[Collected data]
※
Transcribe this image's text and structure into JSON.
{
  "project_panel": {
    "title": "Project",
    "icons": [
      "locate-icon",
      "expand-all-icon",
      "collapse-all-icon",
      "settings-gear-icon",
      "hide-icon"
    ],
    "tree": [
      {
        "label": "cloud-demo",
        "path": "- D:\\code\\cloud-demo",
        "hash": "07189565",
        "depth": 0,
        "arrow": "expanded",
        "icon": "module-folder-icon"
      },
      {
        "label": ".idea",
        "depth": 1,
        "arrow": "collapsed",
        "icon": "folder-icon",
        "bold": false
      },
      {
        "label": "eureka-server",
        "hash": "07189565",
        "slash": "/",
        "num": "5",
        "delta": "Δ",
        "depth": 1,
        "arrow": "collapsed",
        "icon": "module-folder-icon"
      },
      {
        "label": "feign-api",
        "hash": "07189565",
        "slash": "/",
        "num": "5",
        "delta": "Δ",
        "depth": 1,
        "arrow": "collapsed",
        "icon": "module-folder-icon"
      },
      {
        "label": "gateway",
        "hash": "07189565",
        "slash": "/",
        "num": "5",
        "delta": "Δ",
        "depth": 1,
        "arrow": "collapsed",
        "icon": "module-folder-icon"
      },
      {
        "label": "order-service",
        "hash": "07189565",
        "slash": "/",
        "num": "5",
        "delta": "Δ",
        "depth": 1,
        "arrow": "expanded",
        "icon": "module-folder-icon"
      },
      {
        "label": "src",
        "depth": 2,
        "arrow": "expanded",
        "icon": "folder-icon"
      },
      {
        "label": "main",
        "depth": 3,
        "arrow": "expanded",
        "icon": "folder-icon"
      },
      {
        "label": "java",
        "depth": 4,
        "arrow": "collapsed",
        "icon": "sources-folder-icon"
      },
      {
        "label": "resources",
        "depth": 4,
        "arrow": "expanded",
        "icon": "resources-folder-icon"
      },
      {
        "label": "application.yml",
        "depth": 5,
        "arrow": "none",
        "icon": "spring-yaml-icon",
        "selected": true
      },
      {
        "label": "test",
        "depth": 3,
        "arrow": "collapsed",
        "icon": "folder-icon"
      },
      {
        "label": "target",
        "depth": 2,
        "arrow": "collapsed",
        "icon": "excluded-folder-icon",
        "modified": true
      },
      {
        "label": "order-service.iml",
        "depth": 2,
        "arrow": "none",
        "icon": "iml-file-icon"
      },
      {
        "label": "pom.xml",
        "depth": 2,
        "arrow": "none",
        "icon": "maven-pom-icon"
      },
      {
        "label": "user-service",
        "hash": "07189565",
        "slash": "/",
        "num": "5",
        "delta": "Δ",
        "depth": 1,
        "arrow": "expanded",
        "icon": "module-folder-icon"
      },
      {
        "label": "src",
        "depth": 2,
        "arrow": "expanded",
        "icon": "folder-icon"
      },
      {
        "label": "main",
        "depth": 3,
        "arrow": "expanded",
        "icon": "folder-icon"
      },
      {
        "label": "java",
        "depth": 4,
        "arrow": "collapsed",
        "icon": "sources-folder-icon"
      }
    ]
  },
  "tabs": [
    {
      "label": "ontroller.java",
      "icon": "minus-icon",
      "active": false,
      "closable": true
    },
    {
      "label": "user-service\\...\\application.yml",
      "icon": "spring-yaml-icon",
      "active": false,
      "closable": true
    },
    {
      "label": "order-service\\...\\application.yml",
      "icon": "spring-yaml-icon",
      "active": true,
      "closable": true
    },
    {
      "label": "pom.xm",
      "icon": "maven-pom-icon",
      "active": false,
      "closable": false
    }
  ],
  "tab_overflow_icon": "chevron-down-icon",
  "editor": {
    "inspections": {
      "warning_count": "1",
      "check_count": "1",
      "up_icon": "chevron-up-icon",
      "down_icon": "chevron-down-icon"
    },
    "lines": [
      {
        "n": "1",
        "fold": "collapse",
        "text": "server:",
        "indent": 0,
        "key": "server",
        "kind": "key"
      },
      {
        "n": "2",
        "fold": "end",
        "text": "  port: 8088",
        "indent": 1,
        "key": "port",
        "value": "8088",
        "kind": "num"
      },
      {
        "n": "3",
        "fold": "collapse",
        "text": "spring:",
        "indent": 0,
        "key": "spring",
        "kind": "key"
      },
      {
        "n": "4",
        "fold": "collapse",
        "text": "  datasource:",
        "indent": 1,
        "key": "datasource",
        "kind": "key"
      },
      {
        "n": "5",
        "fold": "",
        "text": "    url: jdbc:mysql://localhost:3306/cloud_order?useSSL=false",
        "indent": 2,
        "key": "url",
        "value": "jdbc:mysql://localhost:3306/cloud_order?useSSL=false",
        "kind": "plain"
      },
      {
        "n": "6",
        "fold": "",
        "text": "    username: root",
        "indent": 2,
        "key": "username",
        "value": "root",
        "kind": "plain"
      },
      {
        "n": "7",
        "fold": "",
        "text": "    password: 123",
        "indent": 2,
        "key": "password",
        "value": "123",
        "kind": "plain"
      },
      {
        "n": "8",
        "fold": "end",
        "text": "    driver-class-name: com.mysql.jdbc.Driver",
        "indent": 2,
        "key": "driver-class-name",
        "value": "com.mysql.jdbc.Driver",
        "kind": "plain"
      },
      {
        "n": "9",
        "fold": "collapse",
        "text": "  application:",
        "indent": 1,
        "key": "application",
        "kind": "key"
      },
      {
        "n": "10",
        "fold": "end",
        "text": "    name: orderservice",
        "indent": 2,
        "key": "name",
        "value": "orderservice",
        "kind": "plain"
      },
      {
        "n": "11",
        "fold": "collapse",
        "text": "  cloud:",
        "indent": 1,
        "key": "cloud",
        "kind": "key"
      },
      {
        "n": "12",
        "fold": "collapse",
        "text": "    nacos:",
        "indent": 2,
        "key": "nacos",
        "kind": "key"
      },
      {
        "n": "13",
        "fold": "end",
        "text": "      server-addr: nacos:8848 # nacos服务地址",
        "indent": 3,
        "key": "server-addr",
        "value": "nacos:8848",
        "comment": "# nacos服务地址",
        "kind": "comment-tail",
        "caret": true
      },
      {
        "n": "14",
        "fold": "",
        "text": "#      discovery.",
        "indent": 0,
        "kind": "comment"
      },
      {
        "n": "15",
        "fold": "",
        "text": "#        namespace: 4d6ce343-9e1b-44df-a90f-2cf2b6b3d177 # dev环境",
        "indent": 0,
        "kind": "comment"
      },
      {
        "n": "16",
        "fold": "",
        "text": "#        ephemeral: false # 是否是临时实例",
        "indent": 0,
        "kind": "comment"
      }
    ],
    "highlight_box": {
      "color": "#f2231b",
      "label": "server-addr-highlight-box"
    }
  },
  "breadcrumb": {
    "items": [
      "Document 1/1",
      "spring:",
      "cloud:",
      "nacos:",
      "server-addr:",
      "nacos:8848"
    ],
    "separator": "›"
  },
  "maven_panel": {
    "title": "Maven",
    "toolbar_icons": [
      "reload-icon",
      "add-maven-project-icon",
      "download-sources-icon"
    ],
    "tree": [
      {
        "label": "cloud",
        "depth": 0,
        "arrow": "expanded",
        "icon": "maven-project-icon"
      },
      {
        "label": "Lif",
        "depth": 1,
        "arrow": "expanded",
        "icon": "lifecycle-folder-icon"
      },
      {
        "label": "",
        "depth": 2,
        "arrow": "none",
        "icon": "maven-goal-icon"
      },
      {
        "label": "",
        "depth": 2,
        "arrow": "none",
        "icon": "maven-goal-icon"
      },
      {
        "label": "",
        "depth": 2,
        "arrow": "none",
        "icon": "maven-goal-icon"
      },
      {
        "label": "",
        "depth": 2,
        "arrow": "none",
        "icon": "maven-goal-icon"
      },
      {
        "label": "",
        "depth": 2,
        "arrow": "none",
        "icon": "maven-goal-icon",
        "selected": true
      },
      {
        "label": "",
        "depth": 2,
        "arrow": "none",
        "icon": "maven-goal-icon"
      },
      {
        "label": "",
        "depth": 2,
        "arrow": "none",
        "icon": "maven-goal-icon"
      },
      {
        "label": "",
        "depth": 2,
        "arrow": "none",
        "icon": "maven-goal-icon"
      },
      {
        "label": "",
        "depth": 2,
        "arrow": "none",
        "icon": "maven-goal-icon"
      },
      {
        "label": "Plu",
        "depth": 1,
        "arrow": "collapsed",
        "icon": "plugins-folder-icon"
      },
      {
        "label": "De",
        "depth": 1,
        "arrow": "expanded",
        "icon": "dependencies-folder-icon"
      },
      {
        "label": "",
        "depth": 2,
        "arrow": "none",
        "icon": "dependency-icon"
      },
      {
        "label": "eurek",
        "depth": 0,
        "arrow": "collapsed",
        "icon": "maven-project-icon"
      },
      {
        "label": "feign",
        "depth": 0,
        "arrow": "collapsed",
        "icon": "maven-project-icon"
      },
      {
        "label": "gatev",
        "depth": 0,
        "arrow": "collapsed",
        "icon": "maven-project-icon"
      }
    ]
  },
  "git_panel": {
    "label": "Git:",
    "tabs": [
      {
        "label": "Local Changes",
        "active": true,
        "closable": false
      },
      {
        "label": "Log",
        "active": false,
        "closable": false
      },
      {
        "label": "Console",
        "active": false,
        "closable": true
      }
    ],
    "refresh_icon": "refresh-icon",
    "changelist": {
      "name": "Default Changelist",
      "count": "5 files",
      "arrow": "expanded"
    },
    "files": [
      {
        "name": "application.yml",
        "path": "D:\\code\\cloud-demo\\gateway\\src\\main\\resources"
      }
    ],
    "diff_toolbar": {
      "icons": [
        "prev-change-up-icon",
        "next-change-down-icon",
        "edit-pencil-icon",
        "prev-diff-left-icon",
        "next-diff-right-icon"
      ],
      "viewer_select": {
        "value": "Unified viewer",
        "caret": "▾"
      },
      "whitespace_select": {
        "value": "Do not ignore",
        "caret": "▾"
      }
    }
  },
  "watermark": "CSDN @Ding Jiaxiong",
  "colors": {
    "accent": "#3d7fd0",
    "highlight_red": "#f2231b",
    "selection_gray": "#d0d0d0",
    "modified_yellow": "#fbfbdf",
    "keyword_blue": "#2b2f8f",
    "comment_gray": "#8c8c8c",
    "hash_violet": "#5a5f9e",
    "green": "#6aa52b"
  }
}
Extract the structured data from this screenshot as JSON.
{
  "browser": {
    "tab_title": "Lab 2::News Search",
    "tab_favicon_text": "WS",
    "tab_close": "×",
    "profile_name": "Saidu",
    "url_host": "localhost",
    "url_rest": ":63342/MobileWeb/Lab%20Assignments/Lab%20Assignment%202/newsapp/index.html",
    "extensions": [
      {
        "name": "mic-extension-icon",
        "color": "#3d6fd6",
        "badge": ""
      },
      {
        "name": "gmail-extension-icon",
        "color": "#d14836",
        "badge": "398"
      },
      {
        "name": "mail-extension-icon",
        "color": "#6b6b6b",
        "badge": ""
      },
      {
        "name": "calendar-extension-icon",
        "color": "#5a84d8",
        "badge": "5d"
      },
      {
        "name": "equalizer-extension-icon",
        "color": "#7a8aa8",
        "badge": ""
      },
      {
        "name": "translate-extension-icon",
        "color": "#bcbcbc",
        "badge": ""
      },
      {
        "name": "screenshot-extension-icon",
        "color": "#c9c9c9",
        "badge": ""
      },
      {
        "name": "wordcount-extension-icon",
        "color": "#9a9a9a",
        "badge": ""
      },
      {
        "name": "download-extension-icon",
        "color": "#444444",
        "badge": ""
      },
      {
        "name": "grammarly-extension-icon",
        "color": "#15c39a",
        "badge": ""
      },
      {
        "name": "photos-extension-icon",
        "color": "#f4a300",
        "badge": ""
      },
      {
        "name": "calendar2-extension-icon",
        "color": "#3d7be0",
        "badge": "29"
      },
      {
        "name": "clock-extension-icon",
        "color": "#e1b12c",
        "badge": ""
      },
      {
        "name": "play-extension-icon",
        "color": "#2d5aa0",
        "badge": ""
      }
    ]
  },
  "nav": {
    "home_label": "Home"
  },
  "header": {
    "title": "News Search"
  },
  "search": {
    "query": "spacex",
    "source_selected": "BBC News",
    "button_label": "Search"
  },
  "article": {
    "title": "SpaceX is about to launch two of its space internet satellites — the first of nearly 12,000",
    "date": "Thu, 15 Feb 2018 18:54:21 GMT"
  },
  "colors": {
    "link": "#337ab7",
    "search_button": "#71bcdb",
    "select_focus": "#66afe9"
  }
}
※
### Requirement:
Copy every line of the records above that contains "application".

### Output of the exercise:
        "label": "application.yml",
      "label": "user-service\\...\\application.yml",
      "label": "order-service\\...\\application.yml",
        "text": "  application:",
        "key": "application",
        "name": "application.yml",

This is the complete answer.